* [Input records]:
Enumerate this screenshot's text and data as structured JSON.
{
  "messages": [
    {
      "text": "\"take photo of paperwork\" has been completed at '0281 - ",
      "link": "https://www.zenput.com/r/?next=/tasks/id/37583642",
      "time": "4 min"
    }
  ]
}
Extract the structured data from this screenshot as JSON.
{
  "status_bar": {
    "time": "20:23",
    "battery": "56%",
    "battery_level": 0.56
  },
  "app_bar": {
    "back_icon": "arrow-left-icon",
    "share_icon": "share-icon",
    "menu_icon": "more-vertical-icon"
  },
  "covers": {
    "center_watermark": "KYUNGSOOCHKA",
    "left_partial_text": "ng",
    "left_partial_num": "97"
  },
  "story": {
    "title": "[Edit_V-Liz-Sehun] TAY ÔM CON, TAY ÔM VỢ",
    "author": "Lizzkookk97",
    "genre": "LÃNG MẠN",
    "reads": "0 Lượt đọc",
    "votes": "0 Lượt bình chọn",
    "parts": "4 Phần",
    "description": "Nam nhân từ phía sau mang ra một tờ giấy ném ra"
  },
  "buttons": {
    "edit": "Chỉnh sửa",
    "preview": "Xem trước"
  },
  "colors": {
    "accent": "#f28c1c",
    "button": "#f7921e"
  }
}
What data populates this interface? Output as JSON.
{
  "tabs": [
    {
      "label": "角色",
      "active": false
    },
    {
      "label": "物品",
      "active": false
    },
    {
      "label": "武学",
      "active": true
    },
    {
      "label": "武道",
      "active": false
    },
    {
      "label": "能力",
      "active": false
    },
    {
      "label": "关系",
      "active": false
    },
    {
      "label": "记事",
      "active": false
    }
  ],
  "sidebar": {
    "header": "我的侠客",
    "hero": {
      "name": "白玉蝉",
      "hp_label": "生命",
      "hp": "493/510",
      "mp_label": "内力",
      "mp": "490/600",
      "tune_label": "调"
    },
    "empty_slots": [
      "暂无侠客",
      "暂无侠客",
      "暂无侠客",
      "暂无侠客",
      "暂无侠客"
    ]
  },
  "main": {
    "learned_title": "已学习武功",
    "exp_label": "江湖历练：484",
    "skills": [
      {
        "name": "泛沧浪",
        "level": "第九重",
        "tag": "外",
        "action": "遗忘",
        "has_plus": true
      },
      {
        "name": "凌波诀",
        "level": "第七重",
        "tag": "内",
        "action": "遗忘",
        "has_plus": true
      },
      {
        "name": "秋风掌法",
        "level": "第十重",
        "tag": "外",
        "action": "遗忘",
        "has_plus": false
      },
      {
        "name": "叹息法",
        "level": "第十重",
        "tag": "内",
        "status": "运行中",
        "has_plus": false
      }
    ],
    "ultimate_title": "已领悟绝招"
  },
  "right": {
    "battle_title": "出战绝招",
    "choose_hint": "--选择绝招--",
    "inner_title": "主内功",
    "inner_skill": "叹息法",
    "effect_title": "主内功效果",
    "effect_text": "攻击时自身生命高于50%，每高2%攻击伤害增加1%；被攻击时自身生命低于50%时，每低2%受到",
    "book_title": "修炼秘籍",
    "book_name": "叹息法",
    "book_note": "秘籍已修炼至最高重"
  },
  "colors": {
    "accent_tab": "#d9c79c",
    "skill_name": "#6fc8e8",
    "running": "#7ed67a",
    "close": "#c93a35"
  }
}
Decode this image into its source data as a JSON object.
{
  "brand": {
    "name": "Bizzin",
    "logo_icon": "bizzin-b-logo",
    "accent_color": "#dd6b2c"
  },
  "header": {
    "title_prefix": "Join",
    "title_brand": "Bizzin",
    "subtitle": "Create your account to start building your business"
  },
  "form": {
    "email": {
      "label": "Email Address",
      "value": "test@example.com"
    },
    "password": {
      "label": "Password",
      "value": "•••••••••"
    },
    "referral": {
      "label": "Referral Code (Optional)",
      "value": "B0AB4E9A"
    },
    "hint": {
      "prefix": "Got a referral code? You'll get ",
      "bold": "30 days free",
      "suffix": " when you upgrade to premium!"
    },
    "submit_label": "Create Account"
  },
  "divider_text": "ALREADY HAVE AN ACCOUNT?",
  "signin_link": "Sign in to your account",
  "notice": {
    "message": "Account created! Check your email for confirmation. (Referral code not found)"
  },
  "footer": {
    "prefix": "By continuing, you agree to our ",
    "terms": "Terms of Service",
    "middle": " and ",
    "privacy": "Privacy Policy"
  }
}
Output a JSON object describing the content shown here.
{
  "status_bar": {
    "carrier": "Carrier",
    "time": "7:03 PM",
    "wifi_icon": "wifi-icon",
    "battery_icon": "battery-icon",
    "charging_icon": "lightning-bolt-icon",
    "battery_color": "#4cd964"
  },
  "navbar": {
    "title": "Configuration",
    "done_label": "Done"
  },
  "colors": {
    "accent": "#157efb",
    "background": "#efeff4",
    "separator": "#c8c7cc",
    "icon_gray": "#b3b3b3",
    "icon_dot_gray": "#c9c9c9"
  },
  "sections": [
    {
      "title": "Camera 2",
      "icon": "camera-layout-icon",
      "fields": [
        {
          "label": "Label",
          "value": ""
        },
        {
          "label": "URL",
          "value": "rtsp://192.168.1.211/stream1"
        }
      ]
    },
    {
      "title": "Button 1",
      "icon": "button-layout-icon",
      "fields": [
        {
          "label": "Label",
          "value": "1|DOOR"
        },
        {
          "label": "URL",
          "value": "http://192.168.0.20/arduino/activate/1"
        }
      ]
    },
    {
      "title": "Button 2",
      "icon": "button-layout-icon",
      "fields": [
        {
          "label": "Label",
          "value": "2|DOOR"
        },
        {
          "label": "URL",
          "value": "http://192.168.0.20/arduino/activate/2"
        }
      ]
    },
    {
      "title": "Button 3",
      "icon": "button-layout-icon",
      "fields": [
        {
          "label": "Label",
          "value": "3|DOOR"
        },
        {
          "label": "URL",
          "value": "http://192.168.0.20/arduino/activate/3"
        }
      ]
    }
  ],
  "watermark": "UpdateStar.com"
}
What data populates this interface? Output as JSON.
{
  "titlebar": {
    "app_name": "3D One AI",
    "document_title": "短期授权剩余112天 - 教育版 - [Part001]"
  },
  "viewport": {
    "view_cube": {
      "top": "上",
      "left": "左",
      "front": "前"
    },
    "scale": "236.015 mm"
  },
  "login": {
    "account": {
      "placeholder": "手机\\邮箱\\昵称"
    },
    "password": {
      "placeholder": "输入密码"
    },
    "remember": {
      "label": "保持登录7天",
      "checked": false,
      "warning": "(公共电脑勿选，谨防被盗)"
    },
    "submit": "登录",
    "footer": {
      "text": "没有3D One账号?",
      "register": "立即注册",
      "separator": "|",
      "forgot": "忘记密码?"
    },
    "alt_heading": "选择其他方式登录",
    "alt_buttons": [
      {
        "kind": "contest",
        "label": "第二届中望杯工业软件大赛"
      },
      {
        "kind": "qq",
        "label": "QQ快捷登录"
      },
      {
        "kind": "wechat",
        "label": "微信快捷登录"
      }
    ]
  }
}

* [What to work on]: Above are the records; retype them all without a single difference.

* [The answer]:
Enumerate this screenshot's text and data as structured JSON.
{
  "messages": [
    {
      "text": "\"take photo of paperwork\" has been completed at '0281 - ",
      "link": "https://www.zenput.com/r/?next=/tasks/id/37583642",
      "time": "4 min"
    }
  ]
}
Extract the structured data from this screenshot as JSON.
{
  "status_bar": {
    "time": "20:23",
    "battery": "56%",
    "battery_level": 0.56
  },
  "app_bar": {
    "back_icon": "arrow-left-icon",
    "share_icon": "share-icon",
    "menu_icon": "more-vertical-icon"
  },
  "covers": {
    "center_watermark": "KYUNGSOOCHKA",
    "left_partial_text": "ng",
    "left_partial_num": "97"
  },
  "story": {
    "title": "[Edit_V-Liz-Sehun] TAY ÔM CON, TAY ÔM VỢ",
    "author": "Lizzkookk97",
    "genre": "LÃNG MẠN",
    "reads": "0 Lượt đọc",
    "votes": "0 Lượt bình chọn",
    "parts": "4 Phần",
    "description": "Nam nhân từ phía sau mang ra một tờ giấy ném ra"
  },
  "buttons": {
    "edit": "Chỉnh sửa",
    "preview": "Xem trước"
  },
  "colors": {
    "accent": "#f28c1c",
    "button": "#f7921e"
  }
}
What data populates this interface? Output as JSON.
{
  "tabs": [
    {
      "label": "角色",
      "active": false
    },
    {
      "label": "物品",
      "active": false
    },
    {
      "label": "武学",
      "active": true
    },
    {
      "label": "武道",
      "active": false
    },
    {
      "label": "能力",
      "active": false
    },
    {
      "label": "关系",
      "active": false
    },
    {
      "label": "记事",
      "active": false
    }
  ],
  "sidebar": {
    "header": "我的侠客",
    "hero": {
      "name": "白玉蝉",
      "hp_label": "生命",
      "hp": "493/510",
      "mp_label": "内力",
      "mp": "490/600",
      "tune_label": "调"
    },
    "empty_slots": [
      "暂无侠客",
      "暂无侠客",
      "暂无侠客",
      "暂无侠客",
      "暂无侠客"
    ]
  },
  "main": {
    "learned_title": "已学习武功",
    "exp_label": "江湖历练：484",
    "skills": [
      {
        "name": "泛沧浪",
        "level": "第九重",
        "tag": "外",
        "action": "遗忘",
        "has_plus": true
      },
      {
        "name": "凌波诀",
        "level": "第七重",
        "tag": "内",
        "action": "遗忘",
        "has_plus": true
      },
      {
        "name": "秋风掌法",
        "level": "第十重",
        "tag": "外",
        "action": "遗忘",
        "has_plus": false
      },
      {
        "name": "叹息法",
        "level": "第十重",
        "tag": "内",
        "status": "运行中",
        "has_plus": false
      }
    ],
    "ultimate_title": "已领悟绝招"
  },
  "right": {
    "battle_title": "出战绝招",
    "choose_hint": "--选择绝招--",
    "inner_title": "主内功",
    "inner_skill": "叹息法",
    "effect_title": "主内功效果",
    "effect_text": "攻击时自身生命高于50%，每高2%攻击伤害增加1%；被攻击时自身生命低于50%时，每低2%受到",
    "book_title": "修炼秘籍",
    "book_name": "叹息法",
    "book_note": "秘籍已修炼至最高重"
  },
  "colors": {
    "accent_tab": "#d9c79c",
    "skill_name": "#6fc8e8",
    "running": "#7ed67a",
    "close": "#c93a35"
  }
}
Decode this image into its source data as a JSON object.
{
  "brand": {
    "name": "Bizzin",
    "logo_icon": "bizzin-b-logo",
    "accent_color": "#dd6b2c"
  },
  "header": {
    "title_prefix": "Join",
    "title_brand": "Bizzin",
    "subtitle": "Create your account to start building your business"
  },
  "form": {
    "email": {
      "label": "Email Address",
      "value": "test@example.com"
    },
    "password": {
      "label": "Password",
      "value": "•••••••••"
    },
    "referral": {
      "label": "Referral Code (Optional)",
      "value": "B0AB4E9A"
    },
    "hint": {
      "prefix": "Got a referral code? You'll get ",
      "bold": "30 days free",
      "suffix": " when you upgrade to premium!"
    },
    "submit_label": "Create Account"
  },
  "divider_text": "ALREADY HAVE AN ACCOUNT?",
  "signin_link": "Sign in to your account",
  "notice": {
    "message": "Account created! Check your email for confirmation. (Referral code not found)"
  },
  "footer": {
    "prefix": "By continuing, you agree to our ",
    "terms": "Terms of Service",
    "middle": " and ",
    "privacy": "Privacy Policy"
  }
}
Output a JSON object describing the content shown here.
{
  "status_bar": {
    "carrier": "Carrier",
    "time": "7:03 PM",
    "wifi_icon": "wifi-icon",
    "battery_icon": "battery-icon",
    "charging_icon": "lightning-bolt-icon",
    "battery_color": "#4cd964"
  },
  "navbar": {
    "title": "Configuration",
    "done_label": "Done"
  },
  "colors": {
    "accent": "#157efb",
    "background": "#efeff4",
    "separator": "#c8c7cc",
    "icon_gray": "#b3b3b3",
    "icon_dot_gray": "#c9c9c9"
  },
  "sections": [
    {
      "title": "Camera 2",
      "icon": "camera-layout-icon",
      "fields": [
        {
          "label": "Label",
          "value": ""
        },
        {
          "label": "URL",
          "value": "rtsp://192.168.1.211/stream1"
        }
      ]
    },
    {
      "title": "Button 1",
      "icon": "button-layout-icon",
      "fields": [
        {
          "label": "Label",
          "value": "1|DOOR"
        },
        {
          "label": "URL",
          "value": "http://192.168.0.20/arduino/activate/1"
        }
      ]
    },
    {
      "title": "Button 2",
      "icon": "button-layout-icon",
      "fields": [
        {
          "label": "Label",
          "value": "2|DOOR"
        },
        {
          "label": "URL",
          "value": "http://192.168.0.20/arduino/activate/2"
        }
      ]
    },
    {
      "title": "Button 3",
      "icon": "button-layout-icon",
      "fields": [
        {
          "label": "Label",
          "value": "3|DOOR"
        },
        {
          "label": "URL",
          "value": "http://192.168.0.20/arduino/activate/3"
        }
      ]
    }
  ],
  "watermark": "UpdateStar.com"
}
What data populates this interface? Output as JSON.
{
  "titlebar": {
    "app_name": "3D One AI",
    "document_title": "短期授权剩余112天 - 教育版 - [Part001]"
  },
  "viewport": {
    "view_cube": {
      "top": "上",
      "left": "左",
      "front": "前"
    },
    "scale": "236.015 mm"
  },
  "login": {
    "account": {
      "placeholder": "手机\\邮箱\\昵称"
    },
    "password": {
      "placeholder": "输入密码"
    },
    "remember": {
      "label": "保持登录7天",
      "checked": false,
      "warning": "(公共电脑勿选，谨防被盗)"
    },
    "submit": "登录",
    "footer": {
      "text": "没有3D One账号?",
      "register": "立即注册",
      "separator": "|",
      "forgot": "忘记密码?"
    },
    "alt_heading": "选择其他方式登录",
    "alt_buttons": [
      {
        "kind": "contest",
        "label": "第二届中望杯工业软件大赛"
      },
      {
        "kind": "qq",
        "label": "QQ快捷登录"
      },
      {
        "kind": "wechat",
        "label": "微信快捷登录"
      }
    ]
  }
}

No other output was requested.